**Exercise description:**
Copy out each line of the data holding "Recall".
*-*-*
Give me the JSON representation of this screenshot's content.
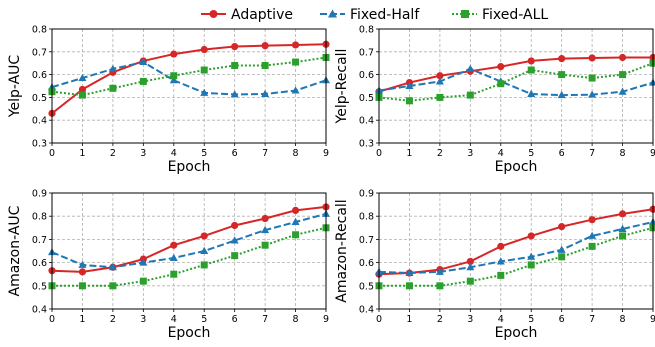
{
  "legend": {
    "placement": "top-center",
    "items": [
      {
        "label": "Adaptive",
        "color": "#d62728",
        "marker": "circle"
      },
      {
        "label": "Fixed-Half",
        "color": "#1f77b4",
        "marker": "triangle"
      },
      {
        "label": "Fixed-ALL",
        "color": "#2ca02c",
        "marker": "square"
      }
    ]
  },
  "chart_data": [
    {
      "type": "line",
      "xlabel": "Epoch",
      "ylabel": "Yelp-AUC",
      "x": [
        0,
        1,
        2,
        3,
        4,
        5,
        6,
        7,
        8,
        9
      ],
      "xticks": [
        0,
        1,
        2,
        3,
        4,
        5,
        6,
        7,
        8,
        9
      ],
      "ylim": [
        0.3,
        0.8
      ],
      "yticks": [
        0.3,
        0.4,
        0.5,
        0.6,
        0.7,
        0.8
      ],
      "grid": true,
      "series": [
        {
          "name": "Adaptive",
          "values": [
            0.43,
            0.535,
            0.61,
            0.66,
            0.69,
            0.71,
            0.723,
            0.727,
            0.73,
            0.733
          ]
        },
        {
          "name": "Fixed-Half",
          "values": [
            0.545,
            0.585,
            0.625,
            0.655,
            0.575,
            0.52,
            0.513,
            0.515,
            0.53,
            0.575
          ]
        },
        {
          "name": "Fixed-ALL",
          "values": [
            0.525,
            0.51,
            0.54,
            0.57,
            0.595,
            0.62,
            0.64,
            0.64,
            0.655,
            0.675
          ]
        }
      ]
    },
    {
      "type": "line",
      "xlabel": "Epoch",
      "ylabel": "Yelp-Recall",
      "x": [
        0,
        1,
        2,
        3,
        4,
        5,
        6,
        7,
        8,
        9
      ],
      "xticks": [
        0,
        1,
        2,
        3,
        4,
        5,
        6,
        7,
        8,
        9
      ],
      "ylim": [
        0.3,
        0.8
      ],
      "yticks": [
        0.3,
        0.4,
        0.5,
        0.6,
        0.7,
        0.8
      ],
      "grid": true,
      "series": [
        {
          "name": "Adaptive",
          "values": [
            0.525,
            0.565,
            0.595,
            0.615,
            0.635,
            0.66,
            0.67,
            0.673,
            0.675,
            0.675
          ]
        },
        {
          "name": "Fixed-Half",
          "values": [
            0.53,
            0.55,
            0.57,
            0.625,
            0.57,
            0.515,
            0.51,
            0.512,
            0.525,
            0.565
          ]
        },
        {
          "name": "Fixed-ALL",
          "values": [
            0.5,
            0.485,
            0.5,
            0.51,
            0.56,
            0.62,
            0.6,
            0.585,
            0.6,
            0.65
          ]
        }
      ]
    },
    {
      "type": "line",
      "xlabel": "Epoch",
      "ylabel": "Amazon-AUC",
      "x": [
        0,
        1,
        2,
        3,
        4,
        5,
        6,
        7,
        8,
        9
      ],
      "xticks": [
        0,
        1,
        2,
        3,
        4,
        5,
        6,
        7,
        8,
        9
      ],
      "ylim": [
        0.4,
        0.9
      ],
      "yticks": [
        0.4,
        0.5,
        0.6,
        0.7,
        0.8,
        0.9
      ],
      "grid": true,
      "series": [
        {
          "name": "Adaptive",
          "values": [
            0.565,
            0.56,
            0.58,
            0.615,
            0.675,
            0.715,
            0.76,
            0.79,
            0.825,
            0.84
          ]
        },
        {
          "name": "Fixed-Half",
          "values": [
            0.645,
            0.59,
            0.58,
            0.6,
            0.62,
            0.65,
            0.695,
            0.74,
            0.775,
            0.81
          ]
        },
        {
          "name": "Fixed-ALL",
          "values": [
            0.5,
            0.5,
            0.5,
            0.52,
            0.55,
            0.59,
            0.63,
            0.675,
            0.72,
            0.75
          ]
        }
      ]
    },
    {
      "type": "line",
      "xlabel": "Epoch",
      "ylabel": "Amazon-Recall",
      "x": [
        0,
        1,
        2,
        3,
        4,
        5,
        6,
        7,
        8,
        9
      ],
      "xticks": [
        0,
        1,
        2,
        3,
        4,
        5,
        6,
        7,
        8,
        9
      ],
      "ylim": [
        0.4,
        0.9
      ],
      "yticks": [
        0.4,
        0.5,
        0.6,
        0.7,
        0.8,
        0.9
      ],
      "grid": true,
      "series": [
        {
          "name": "Adaptive",
          "values": [
            0.55,
            0.555,
            0.57,
            0.605,
            0.67,
            0.715,
            0.755,
            0.785,
            0.81,
            0.83
          ]
        },
        {
          "name": "Fixed-Half",
          "values": [
            0.56,
            0.555,
            0.56,
            0.58,
            0.605,
            0.625,
            0.655,
            0.715,
            0.745,
            0.775
          ]
        },
        {
          "name": "Fixed-ALL",
          "values": [
            0.5,
            0.5,
            0.5,
            0.52,
            0.545,
            0.59,
            0.625,
            0.67,
            0.715,
            0.75
          ]
        }
      ]
    }
  ]
}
*-*-*
**Result of this exercise:**
      "ylabel": "Yelp-Recall",
      "ylabel": "Amazon-Recall",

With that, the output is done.